WHAT THE TASK ASKS
Without the pictures, set down every line of the data exactly.

SOURCE RECORDS
· · · · ·

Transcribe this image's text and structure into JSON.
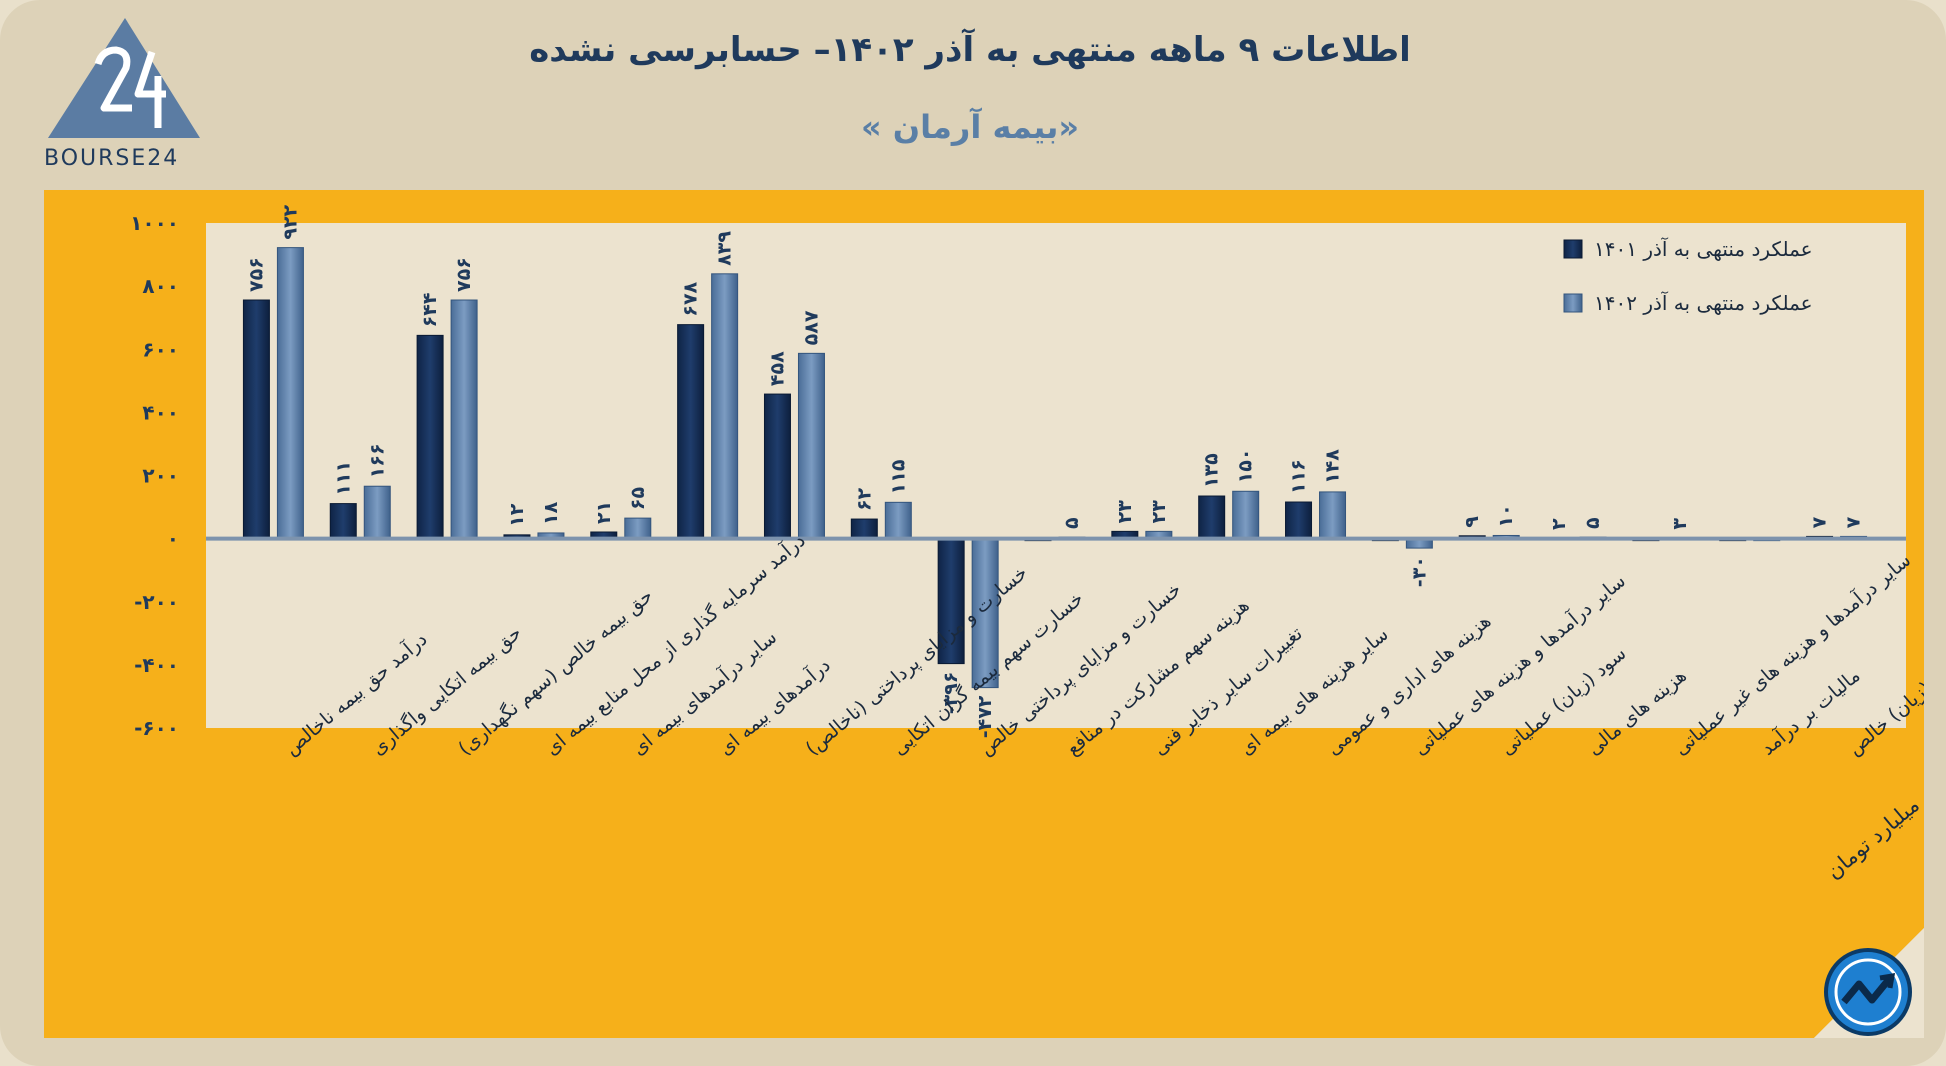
{
  "header": {
    "title": "اطلاعات ۹  ماهه منتهی به آذر ۱۴۰۲– حسابرسی نشده",
    "subtitle": "«بیمه آرمان »",
    "brand": "BOURSE24"
  },
  "footer": {
    "unit_note": "ارقام به میلیارد تومان"
  },
  "colors": {
    "orange": "#f6b01a",
    "plot_bg": "#ece3cf",
    "series_1401": "#17305a",
    "series_1402": "#5c7ea8",
    "label": "#1f3a5c"
  },
  "chart_data": {
    "type": "bar",
    "title": "اطلاعات ۹  ماهه منتهی به آذر ۱۴۰۲– حسابرسی نشده",
    "subtitle": "«بیمه آرمان »",
    "ylim": [
      -600,
      1000
    ],
    "yticks": [
      1000,
      800,
      600,
      400,
      200,
      0,
      -200,
      -400,
      -600
    ],
    "ytick_labels": [
      "۱۰۰۰",
      "۸۰۰",
      "۶۰۰",
      "۴۰۰",
      "۲۰۰",
      "۰",
      "-۲۰۰",
      "-۴۰۰",
      "-۶۰۰"
    ],
    "legend_position": "top-right",
    "grid": false,
    "categories": [
      "درآمد حق بیمه ناخالص",
      "حق بیمه اتکایی واگذاری",
      "حق بیمه خالص (سهم نگهداری)",
      "درآمد سرمایه گذاری از محل منابع بیمه ای",
      "سایر درآمدهای بیمه ای",
      "درآمدهای بیمه ای",
      "خسارت و مزایای پرداختی (ناخالص)",
      "خسارت سهم بیمه گران اتکایی",
      "خسارت و مزایای پرداختی خالص",
      "هزینه سهم مشارکت در منافع",
      "تغییرات سایر ذخایر فنی",
      "سایر هزینه های بیمه ای",
      "هزینه های اداری و عمومی",
      "سایر درآمدها و هزینه های عملیاتی",
      "سود (زیان) عملیاتی",
      "هزینه های مالی",
      "سایر درآمدها و هزینه های غیر عملیاتی",
      "مالیات بر درآمد",
      "سود (زیان) خالص"
    ],
    "series": [
      {
        "name": "عملکرد منتهی به آذر ۱۴۰۱",
        "values": [
          756,
          111,
          644,
          12,
          21,
          678,
          458,
          62,
          -396,
          0,
          23,
          135,
          116,
          0,
          9,
          2,
          0,
          0,
          7
        ],
        "labels": [
          "۷۵۶",
          "۱۱۱",
          "۶۴۴",
          "۱۲",
          "۲۱",
          "۶۷۸",
          "۴۵۸",
          "۶۲",
          "-۳۹۶",
          "",
          "۲۳",
          "۱۳۵",
          "۱۱۶",
          "",
          "۹",
          "۲",
          "",
          "",
          "۷"
        ]
      },
      {
        "name": "عملکرد منتهی به آذر ۱۴۰۲",
        "values": [
          922,
          166,
          756,
          18,
          65,
          839,
          587,
          115,
          -472,
          5,
          23,
          150,
          148,
          -30,
          10,
          5,
          3,
          0,
          7
        ],
        "labels": [
          "۹۲۲",
          "۱۶۶",
          "۷۵۶",
          "۱۸",
          "۶۵",
          "۸۳۹",
          "۵۸۷",
          "۱۱۵",
          "-۴۷۲",
          "۵",
          "۲۳",
          "۱۵۰",
          "۱۴۸",
          "-۳۰",
          "۱۰",
          "۵",
          "۳",
          "",
          "۷"
        ]
      }
    ]
  }
}
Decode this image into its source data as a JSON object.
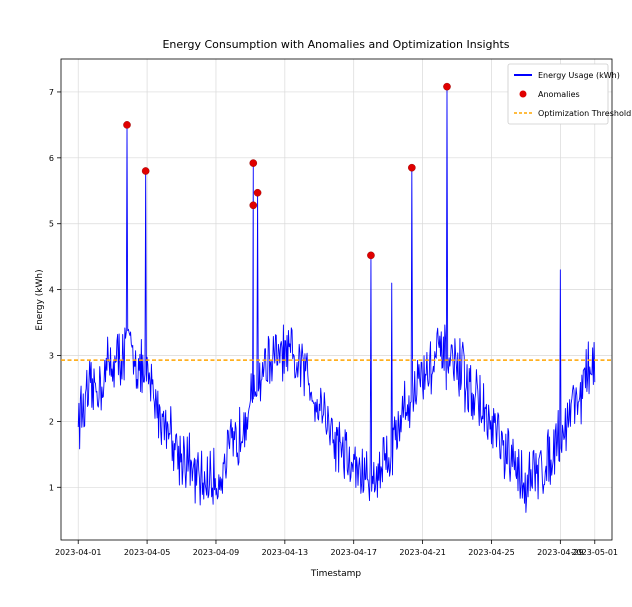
{
  "chart_data": {
    "type": "line",
    "title": "Energy Consumption with Anomalies and Optimization Insights",
    "xlabel": "Timestamp",
    "ylabel": "Energy (kWh)",
    "x_range": [
      "2023-03-31",
      "2023-05-02"
    ],
    "ylim": [
      0.2,
      7.5
    ],
    "x_ticks": [
      "2023-04-01",
      "2023-04-05",
      "2023-04-09",
      "2023-04-13",
      "2023-04-17",
      "2023-04-21",
      "2023-04-25",
      "2023-04-29",
      "2023-05-01"
    ],
    "y_ticks": [
      1,
      2,
      3,
      4,
      5,
      6,
      7
    ],
    "grid": true,
    "legend_position": "top-right",
    "colors": {
      "usage": "#0000ff",
      "anomaly": "#e00000",
      "threshold": "#ffa500"
    },
    "series": [
      {
        "name": "Energy Usage (kWh)",
        "kind": "line",
        "start": "2023-04-01",
        "end": "2023-05-01",
        "baseline_points": [
          [
            "2023-04-01",
            2.1
          ],
          [
            "2023-04-02",
            2.5
          ],
          [
            "2023-04-03",
            2.9
          ],
          [
            "2023-04-04",
            3.1
          ],
          [
            "2023-04-05",
            2.6
          ],
          [
            "2023-04-06",
            2.0
          ],
          [
            "2023-04-07",
            1.5
          ],
          [
            "2023-04-08",
            1.1
          ],
          [
            "2023-04-09",
            1.1
          ],
          [
            "2023-04-10",
            1.6
          ],
          [
            "2023-04-11",
            2.3
          ],
          [
            "2023-04-12",
            2.9
          ],
          [
            "2023-04-13",
            3.0
          ],
          [
            "2023-04-14",
            2.8
          ],
          [
            "2023-04-15",
            2.3
          ],
          [
            "2023-04-16",
            1.7
          ],
          [
            "2023-04-17",
            1.3
          ],
          [
            "2023-04-18",
            1.1
          ],
          [
            "2023-04-19",
            1.5
          ],
          [
            "2023-04-20",
            2.2
          ],
          [
            "2023-04-21",
            2.7
          ],
          [
            "2023-04-22",
            3.0
          ],
          [
            "2023-04-23",
            2.8
          ],
          [
            "2023-04-24",
            2.4
          ],
          [
            "2023-04-25",
            1.9
          ],
          [
            "2023-04-26",
            1.4
          ],
          [
            "2023-04-27",
            1.1
          ],
          [
            "2023-04-28",
            1.3
          ],
          [
            "2023-04-29",
            1.8
          ],
          [
            "2023-04-30",
            2.4
          ],
          [
            "2023-05-01",
            2.9
          ]
        ],
        "spikes": [
          [
            "2023-04-03 20:00",
            6.5
          ],
          [
            "2023-04-04 22:00",
            5.8
          ],
          [
            "2023-04-11 04:00",
            5.9
          ],
          [
            "2023-04-11 04:00",
            5.3
          ],
          [
            "2023-04-11 10:00",
            5.5
          ],
          [
            "2023-04-18 00:00",
            4.5
          ],
          [
            "2023-04-19 05:00",
            4.1
          ],
          [
            "2023-04-20 09:00",
            5.85
          ],
          [
            "2023-04-22 10:00",
            7.1
          ],
          [
            "2023-04-29 00:00",
            4.3
          ]
        ]
      },
      {
        "name": "Anomalies",
        "kind": "scatter",
        "points": [
          [
            "2023-04-03 20:00",
            6.5
          ],
          [
            "2023-04-04 22:00",
            5.8
          ],
          [
            "2023-04-11 04:00",
            5.92
          ],
          [
            "2023-04-11 04:00",
            5.28
          ],
          [
            "2023-04-11 10:00",
            5.47
          ],
          [
            "2023-04-18 00:00",
            4.52
          ],
          [
            "2023-04-20 09:00",
            5.85
          ],
          [
            "2023-04-22 10:00",
            7.08
          ]
        ]
      },
      {
        "name": "Optimization Threshold",
        "kind": "hline",
        "value": 2.93
      }
    ]
  }
}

· · · · ·

SOLUTION FOR THIS TASK
Transcribe this image's text and structure into JSON.
{
  "header": {
    "title": "اطلاعات ۹  ماهه منتهی به آذر ۱۴۰۲– حسابرسی نشده",
    "subtitle": "«بیمه آرمان »",
    "brand": "BOURSE24"
  },
  "footer": {
    "unit_note": "ارقام به میلیارد تومان"
  },
  "colors": {
    "orange": "#f6b01a",
    "plot_bg": "#ece3cf",
    "series_1401": "#17305a",
    "series_1402": "#5c7ea8",
    "label": "#1f3a5c"
  },
  "chart_data": {
    "type": "bar",
    "title": "اطلاعات ۹  ماهه منتهی به آذر ۱۴۰۲– حسابرسی نشده",
    "subtitle": "«بیمه آرمان »",
    "ylim": [
      -600,
      1000
    ],
    "yticks": [
      1000,
      800,
      600,
      400,
      200,
      0,
      -200,
      -400,
      -600
    ],
    "ytick_labels": [
      "۱۰۰۰",
      "۸۰۰",
      "۶۰۰",
      "۴۰۰",
      "۲۰۰",
      "۰",
      "-۲۰۰",
      "-۴۰۰",
      "-۶۰۰"
    ],
    "legend_position": "top-right",
    "grid": false,
    "categories": [
      "درآمد حق بیمه ناخالص",
      "حق بیمه اتکایی واگذاری",
      "حق بیمه خالص (سهم نگهداری)",
      "درآمد سرمایه گذاری از محل منابع بیمه ای",
      "سایر درآمدهای بیمه ای",
      "درآمدهای بیمه ای",
      "خسارت و مزایای پرداختی (ناخالص)",
      "خسارت سهم بیمه گران اتکایی",
      "خسارت و مزایای پرداختی خالص",
      "هزینه سهم مشارکت در منافع",
      "تغییرات سایر ذخایر فنی",
      "سایر هزینه های بیمه ای",
      "هزینه های اداری و عمومی",
      "سایر درآمدها و هزینه های عملیاتی",
      "سود (زیان) عملیاتی",
      "هزینه های مالی",
      "سایر درآمدها و هزینه های غیر عملیاتی",
      "مالیات بر درآمد",
      "سود (زیان) خالص"
    ],
    "series": [
      {
        "name": "عملکرد منتهی به آذر ۱۴۰۱",
        "values": [
          756,
          111,
          644,
          12,
          21,
          678,
          458,
          62,
          -396,
          0,
          23,
          135,
          116,
          0,
          9,
          2,
          0,
          0,
          7
        ],
        "labels": [
          "۷۵۶",
          "۱۱۱",
          "۶۴۴",
          "۱۲",
          "۲۱",
          "۶۷۸",
          "۴۵۸",
          "۶۲",
          "-۳۹۶",
          "",
          "۲۳",
          "۱۳۵",
          "۱۱۶",
          "",
          "۹",
          "۲",
          "",
          "",
          "۷"
        ]
      },
      {
        "name": "عملکرد منتهی به آذر ۱۴۰۲",
        "values": [
          922,
          166,
          756,
          18,
          65,
          839,
          587,
          115,
          -472,
          5,
          23,
          150,
          148,
          -30,
          10,
          5,
          3,
          0,
          7
        ],
        "labels": [
          "۹۲۲",
          "۱۶۶",
          "۷۵۶",
          "۱۸",
          "۶۵",
          "۸۳۹",
          "۵۸۷",
          "۱۱۵",
          "-۴۷۲",
          "۵",
          "۲۳",
          "۱۵۰",
          "۱۴۸",
          "-۳۰",
          "۱۰",
          "۵",
          "۳",
          "",
          "۷"
        ]
      }
    ]
  }
}
Decode this image into its source data as a JSON object.
{
  "chart_data": {
    "type": "line",
    "title": "Energy Consumption with Anomalies and Optimization Insights",
    "xlabel": "Timestamp",
    "ylabel": "Energy (kWh)",
    "x_range": [
      "2023-03-31",
      "2023-05-02"
    ],
    "ylim": [
      0.2,
      7.5
    ],
    "x_ticks": [
      "2023-04-01",
      "2023-04-05",
      "2023-04-09",
      "2023-04-13",
      "2023-04-17",
      "2023-04-21",
      "2023-04-25",
      "2023-04-29",
      "2023-05-01"
    ],
    "y_ticks": [
      1,
      2,
      3,
      4,
      5,
      6,
      7
    ],
    "grid": true,
    "legend_position": "top-right",
    "colors": {
      "usage": "#0000ff",
      "anomaly": "#e00000",
      "threshold": "#ffa500"
    },
    "series": [
      {
        "name": "Energy Usage (kWh)",
        "kind": "line",
        "start": "2023-04-01",
        "end": "2023-05-01",
        "baseline_points": [
          [
            "2023-04-01",
            2.1
          ],
          [
            "2023-04-02",
            2.5
          ],
          [
            "2023-04-03",
            2.9
          ],
          [
            "2023-04-04",
            3.1
          ],
          [
            "2023-04-05",
            2.6
          ],
          [
            "2023-04-06",
            2.0
          ],
          [
            "2023-04-07",
            1.5
          ],
          [
            "2023-04-08",
            1.1
          ],
          [
            "2023-04-09",
            1.1
          ],
          [
            "2023-04-10",
            1.6
          ],
          [
            "2023-04-11",
            2.3
          ],
          [
            "2023-04-12",
            2.9
          ],
          [
            "2023-04-13",
            3.0
          ],
          [
            "2023-04-14",
            2.8
          ],
          [
            "2023-04-15",
            2.3
          ],
          [
            "2023-04-16",
            1.7
          ],
          [
            "2023-04-17",
            1.3
          ],
          [
            "2023-04-18",
            1.1
          ],
          [
            "2023-04-19",
            1.5
          ],
          [
            "2023-04-20",
            2.2
          ],
          [
            "2023-04-21",
            2.7
          ],
          [
            "2023-04-22",
            3.0
          ],
          [
            "2023-04-23",
            2.8
          ],
          [
            "2023-04-24",
            2.4
          ],
          [
            "2023-04-25",
            1.9
          ],
          [
            "2023-04-26",
            1.4
          ],
          [
            "2023-04-27",
            1.1
          ],
          [
            "2023-04-28",
            1.3
          ],
          [
            "2023-04-29",
            1.8
          ],
          [
            "2023-04-30",
            2.4
          ],
          [
            "2023-05-01",
            2.9
          ]
        ],
        "spikes": [
          [
            "2023-04-03 20:00",
            6.5
          ],
          [
            "2023-04-04 22:00",
            5.8
          ],
          [
            "2023-04-11 04:00",
            5.9
          ],
          [
            "2023-04-11 04:00",
            5.3
          ],
          [
            "2023-04-11 10:00",
            5.5
          ],
          [
            "2023-04-18 00:00",
            4.5
          ],
          [
            "2023-04-19 05:00",
            4.1
          ],
          [
            "2023-04-20 09:00",
            5.85
          ],
          [
            "2023-04-22 10:00",
            7.1
          ],
          [
            "2023-04-29 00:00",
            4.3
          ]
        ]
      },
      {
        "name": "Anomalies",
        "kind": "scatter",
        "points": [
          [
            "2023-04-03 20:00",
            6.5
          ],
          [
            "2023-04-04 22:00",
            5.8
          ],
          [
            "2023-04-11 04:00",
            5.92
          ],
          [
            "2023-04-11 04:00",
            5.28
          ],
          [
            "2023-04-11 10:00",
            5.47
          ],
          [
            "2023-04-18 00:00",
            4.52
          ],
          [
            "2023-04-20 09:00",
            5.85
          ],
          [
            "2023-04-22 10:00",
            7.08
          ]
        ]
      },
      {
        "name": "Optimization Threshold",
        "kind": "hline",
        "value": 2.93
      }
    ]
  }
}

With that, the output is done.